(Entries with figure data)

**********

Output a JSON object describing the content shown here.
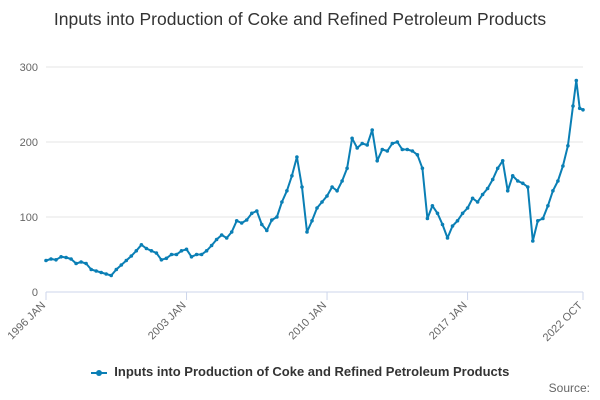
{
  "colors": {
    "series": "#0a7fb5",
    "grid": "#e6e6e6",
    "axis": "#ccd6eb",
    "text": "#333333",
    "muted": "#666666"
  },
  "source_label": "Source:",
  "chart_data": {
    "type": "line",
    "title": "Inputs into Production of Coke and Refined Petroleum Products",
    "xlabel": "",
    "ylabel": "",
    "x_ticks": [
      "1996 JAN",
      "2003 JAN",
      "2010 JAN",
      "2017 JAN",
      "2022 OCT"
    ],
    "x_range": [
      "1996 JAN",
      "2022 OCT"
    ],
    "y_ticks": [
      0,
      100,
      200,
      300
    ],
    "ylim": [
      0,
      300
    ],
    "grid": true,
    "legend_position": "bottom",
    "series": [
      {
        "name": "Inputs into Production of Coke and Refined Petroleum Products",
        "points": [
          [
            "1996-01",
            42
          ],
          [
            "1996-04",
            44
          ],
          [
            "1996-07",
            43
          ],
          [
            "1996-10",
            47
          ],
          [
            "1997-01",
            46
          ],
          [
            "1997-04",
            44
          ],
          [
            "1997-07",
            38
          ],
          [
            "1997-10",
            40
          ],
          [
            "1998-01",
            38
          ],
          [
            "1998-04",
            30
          ],
          [
            "1998-07",
            28
          ],
          [
            "1998-10",
            26
          ],
          [
            "1999-01",
            24
          ],
          [
            "1999-04",
            22
          ],
          [
            "1999-07",
            30
          ],
          [
            "1999-10",
            36
          ],
          [
            "2000-01",
            42
          ],
          [
            "2000-04",
            48
          ],
          [
            "2000-07",
            55
          ],
          [
            "2000-10",
            63
          ],
          [
            "2001-01",
            58
          ],
          [
            "2001-04",
            55
          ],
          [
            "2001-07",
            52
          ],
          [
            "2001-10",
            43
          ],
          [
            "2002-01",
            45
          ],
          [
            "2002-04",
            50
          ],
          [
            "2002-07",
            50
          ],
          [
            "2002-10",
            55
          ],
          [
            "2003-01",
            57
          ],
          [
            "2003-04",
            47
          ],
          [
            "2003-07",
            50
          ],
          [
            "2003-10",
            50
          ],
          [
            "2004-01",
            55
          ],
          [
            "2004-04",
            62
          ],
          [
            "2004-07",
            70
          ],
          [
            "2004-10",
            76
          ],
          [
            "2005-01",
            72
          ],
          [
            "2005-04",
            80
          ],
          [
            "2005-07",
            95
          ],
          [
            "2005-10",
            92
          ],
          [
            "2006-01",
            96
          ],
          [
            "2006-04",
            105
          ],
          [
            "2006-07",
            108
          ],
          [
            "2006-10",
            90
          ],
          [
            "2007-01",
            82
          ],
          [
            "2007-04",
            96
          ],
          [
            "2007-07",
            100
          ],
          [
            "2007-10",
            120
          ],
          [
            "2008-01",
            135
          ],
          [
            "2008-04",
            155
          ],
          [
            "2008-07",
            180
          ],
          [
            "2008-10",
            140
          ],
          [
            "2009-01",
            80
          ],
          [
            "2009-04",
            95
          ],
          [
            "2009-07",
            112
          ],
          [
            "2009-10",
            120
          ],
          [
            "2010-01",
            128
          ],
          [
            "2010-04",
            140
          ],
          [
            "2010-07",
            135
          ],
          [
            "2010-10",
            148
          ],
          [
            "2011-01",
            165
          ],
          [
            "2011-04",
            205
          ],
          [
            "2011-07",
            192
          ],
          [
            "2011-10",
            198
          ],
          [
            "2012-01",
            196
          ],
          [
            "2012-04",
            216
          ],
          [
            "2012-07",
            175
          ],
          [
            "2012-10",
            190
          ],
          [
            "2013-01",
            188
          ],
          [
            "2013-04",
            198
          ],
          [
            "2013-07",
            200
          ],
          [
            "2013-10",
            190
          ],
          [
            "2014-01",
            190
          ],
          [
            "2014-04",
            188
          ],
          [
            "2014-07",
            183
          ],
          [
            "2014-10",
            165
          ],
          [
            "2015-01",
            98
          ],
          [
            "2015-04",
            115
          ],
          [
            "2015-07",
            105
          ],
          [
            "2015-10",
            90
          ],
          [
            "2016-01",
            72
          ],
          [
            "2016-04",
            88
          ],
          [
            "2016-07",
            95
          ],
          [
            "2016-10",
            105
          ],
          [
            "2017-01",
            112
          ],
          [
            "2017-04",
            125
          ],
          [
            "2017-07",
            120
          ],
          [
            "2017-10",
            130
          ],
          [
            "2018-01",
            138
          ],
          [
            "2018-04",
            150
          ],
          [
            "2018-07",
            165
          ],
          [
            "2018-10",
            175
          ],
          [
            "2019-01",
            135
          ],
          [
            "2019-04",
            155
          ],
          [
            "2019-07",
            148
          ],
          [
            "2019-10",
            145
          ],
          [
            "2020-01",
            140
          ],
          [
            "2020-04",
            68
          ],
          [
            "2020-07",
            95
          ],
          [
            "2020-10",
            98
          ],
          [
            "2021-01",
            115
          ],
          [
            "2021-04",
            135
          ],
          [
            "2021-07",
            148
          ],
          [
            "2021-10",
            168
          ],
          [
            "2022-01",
            195
          ],
          [
            "2022-04",
            248
          ],
          [
            "2022-06",
            282
          ],
          [
            "2022-08",
            245
          ],
          [
            "2022-10",
            243
          ]
        ]
      }
    ]
  }
}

**********

### Task to carry out
Count the lines in the entries above that include the string "Refined", then give only that figure.

### Task result
2